▶ [Work to complete]:
Copy the records word for word, from the first line through the line containing "The access width D1 is at (637, 136).", both ends included.

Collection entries
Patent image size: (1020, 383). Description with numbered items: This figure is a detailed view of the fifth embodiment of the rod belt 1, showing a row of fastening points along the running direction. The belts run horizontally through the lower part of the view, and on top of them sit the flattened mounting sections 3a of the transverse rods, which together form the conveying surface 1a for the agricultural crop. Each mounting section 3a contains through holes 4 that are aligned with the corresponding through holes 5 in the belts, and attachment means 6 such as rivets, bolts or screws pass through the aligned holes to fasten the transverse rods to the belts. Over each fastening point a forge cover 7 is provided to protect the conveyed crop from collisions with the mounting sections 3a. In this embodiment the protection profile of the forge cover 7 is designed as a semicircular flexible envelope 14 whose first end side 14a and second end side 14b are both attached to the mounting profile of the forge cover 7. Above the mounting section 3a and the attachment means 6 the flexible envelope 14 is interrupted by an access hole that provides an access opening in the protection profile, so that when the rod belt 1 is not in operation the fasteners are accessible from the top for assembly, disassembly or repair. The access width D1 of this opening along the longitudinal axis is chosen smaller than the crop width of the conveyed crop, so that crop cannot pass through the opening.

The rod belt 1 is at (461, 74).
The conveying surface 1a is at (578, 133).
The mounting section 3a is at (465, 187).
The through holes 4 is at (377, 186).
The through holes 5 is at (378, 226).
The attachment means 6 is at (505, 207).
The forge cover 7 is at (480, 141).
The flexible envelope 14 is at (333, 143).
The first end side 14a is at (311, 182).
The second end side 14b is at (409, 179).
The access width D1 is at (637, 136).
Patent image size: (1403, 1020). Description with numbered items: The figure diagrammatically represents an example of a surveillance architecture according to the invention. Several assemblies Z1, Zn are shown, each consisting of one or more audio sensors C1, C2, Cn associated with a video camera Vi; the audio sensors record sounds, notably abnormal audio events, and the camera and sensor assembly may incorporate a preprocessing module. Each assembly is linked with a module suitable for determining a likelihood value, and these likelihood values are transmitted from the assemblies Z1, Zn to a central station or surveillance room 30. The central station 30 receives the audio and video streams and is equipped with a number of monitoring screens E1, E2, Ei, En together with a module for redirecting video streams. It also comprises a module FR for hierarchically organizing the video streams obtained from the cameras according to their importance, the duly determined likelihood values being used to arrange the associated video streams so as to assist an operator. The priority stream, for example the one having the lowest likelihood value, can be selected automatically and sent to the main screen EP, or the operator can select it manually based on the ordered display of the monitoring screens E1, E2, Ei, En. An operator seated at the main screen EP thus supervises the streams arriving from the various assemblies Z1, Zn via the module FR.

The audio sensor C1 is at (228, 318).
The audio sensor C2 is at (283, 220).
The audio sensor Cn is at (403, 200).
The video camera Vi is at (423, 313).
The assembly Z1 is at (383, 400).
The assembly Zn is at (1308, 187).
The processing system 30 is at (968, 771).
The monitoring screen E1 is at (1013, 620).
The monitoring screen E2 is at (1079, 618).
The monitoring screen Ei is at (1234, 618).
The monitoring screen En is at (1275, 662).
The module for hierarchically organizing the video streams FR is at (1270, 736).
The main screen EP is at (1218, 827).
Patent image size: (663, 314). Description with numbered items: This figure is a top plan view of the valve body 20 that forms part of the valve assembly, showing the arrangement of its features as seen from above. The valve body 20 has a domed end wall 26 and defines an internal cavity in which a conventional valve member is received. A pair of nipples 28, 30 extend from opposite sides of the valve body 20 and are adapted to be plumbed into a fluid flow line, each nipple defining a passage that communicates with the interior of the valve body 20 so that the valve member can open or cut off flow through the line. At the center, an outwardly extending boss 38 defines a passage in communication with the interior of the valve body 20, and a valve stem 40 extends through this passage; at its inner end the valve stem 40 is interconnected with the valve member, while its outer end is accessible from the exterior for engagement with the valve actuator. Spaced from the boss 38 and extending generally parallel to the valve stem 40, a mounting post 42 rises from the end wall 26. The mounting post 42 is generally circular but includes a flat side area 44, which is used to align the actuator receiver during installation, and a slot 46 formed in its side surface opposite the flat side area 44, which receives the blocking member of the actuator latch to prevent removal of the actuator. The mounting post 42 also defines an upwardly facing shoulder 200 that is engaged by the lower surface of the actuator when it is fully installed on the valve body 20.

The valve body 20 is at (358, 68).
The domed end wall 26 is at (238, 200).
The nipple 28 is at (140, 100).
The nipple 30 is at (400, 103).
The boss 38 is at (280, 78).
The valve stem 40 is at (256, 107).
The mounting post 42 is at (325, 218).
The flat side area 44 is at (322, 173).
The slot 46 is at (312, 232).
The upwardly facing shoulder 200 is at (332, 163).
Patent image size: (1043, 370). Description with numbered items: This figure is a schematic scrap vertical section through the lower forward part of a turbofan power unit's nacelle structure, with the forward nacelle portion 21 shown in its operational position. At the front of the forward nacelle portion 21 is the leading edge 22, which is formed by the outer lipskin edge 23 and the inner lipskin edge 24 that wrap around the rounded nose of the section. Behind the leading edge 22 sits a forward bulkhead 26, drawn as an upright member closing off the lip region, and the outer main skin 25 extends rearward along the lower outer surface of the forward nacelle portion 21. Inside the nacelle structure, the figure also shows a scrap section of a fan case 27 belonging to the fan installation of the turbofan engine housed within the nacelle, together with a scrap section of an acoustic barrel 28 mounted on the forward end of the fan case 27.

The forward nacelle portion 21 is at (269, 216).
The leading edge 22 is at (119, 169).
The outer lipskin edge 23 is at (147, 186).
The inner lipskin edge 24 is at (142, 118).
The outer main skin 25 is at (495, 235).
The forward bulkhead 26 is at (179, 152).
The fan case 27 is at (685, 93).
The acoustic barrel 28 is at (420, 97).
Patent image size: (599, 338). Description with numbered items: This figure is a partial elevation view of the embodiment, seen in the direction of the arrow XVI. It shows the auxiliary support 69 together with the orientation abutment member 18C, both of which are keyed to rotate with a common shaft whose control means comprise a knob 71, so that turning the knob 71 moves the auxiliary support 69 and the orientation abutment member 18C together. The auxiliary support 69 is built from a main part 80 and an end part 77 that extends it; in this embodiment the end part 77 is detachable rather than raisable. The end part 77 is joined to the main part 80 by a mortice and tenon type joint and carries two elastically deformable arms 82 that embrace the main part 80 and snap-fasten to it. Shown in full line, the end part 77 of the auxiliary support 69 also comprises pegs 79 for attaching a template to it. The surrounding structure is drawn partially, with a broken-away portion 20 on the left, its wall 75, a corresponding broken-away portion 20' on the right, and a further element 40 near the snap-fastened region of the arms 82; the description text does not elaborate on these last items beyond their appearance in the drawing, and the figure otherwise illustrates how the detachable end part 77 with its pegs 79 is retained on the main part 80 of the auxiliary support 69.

▶ [Full output]:
Patent image size: (1020, 383). Description with numbered items: This figure is a detailed view of the fifth embodiment of the rod belt 1, showing a row of fastening points along the running direction. The belts run horizontally through the lower part of the view, and on top of them sit the flattened mounting sections 3a of the transverse rods, which together form the conveying surface 1a for the agricultural crop. Each mounting section 3a contains through holes 4 that are aligned with the corresponding through holes 5 in the belts, and attachment means 6 such as rivets, bolts or screws pass through the aligned holes to fasten the transverse rods to the belts. Over each fastening point a forge cover 7 is provided to protect the conveyed crop from collisions with the mounting sections 3a. In this embodiment the protection profile of the forge cover 7 is designed as a semicircular flexible envelope 14 whose first end side 14a and second end side 14b are both attached to the mounting profile of the forge cover 7. Above the mounting section 3a and the attachment means 6 the flexible envelope 14 is interrupted by an access hole that provides an access opening in the protection profile, so that when the rod belt 1 is not in operation the fasteners are accessible from the top for assembly, disassembly or repair. The access width D1 of this opening along the longitudinal axis is chosen smaller than the crop width of the conveyed crop, so that crop cannot pass through the opening.

The rod belt 1 is at (461, 74).
The conveying surface 1a is at (578, 133).
The mounting section 3a is at (465, 187).
The through holes 4 is at (377, 186).
The through holes 5 is at (378, 226).
The attachment means 6 is at (505, 207).
The forge cover 7 is at (480, 141).
The flexible envelope 14 is at (333, 143).
The first end side 14a is at (311, 182).
The second end side 14b is at (409, 179).
The access width D1 is at (637, 136).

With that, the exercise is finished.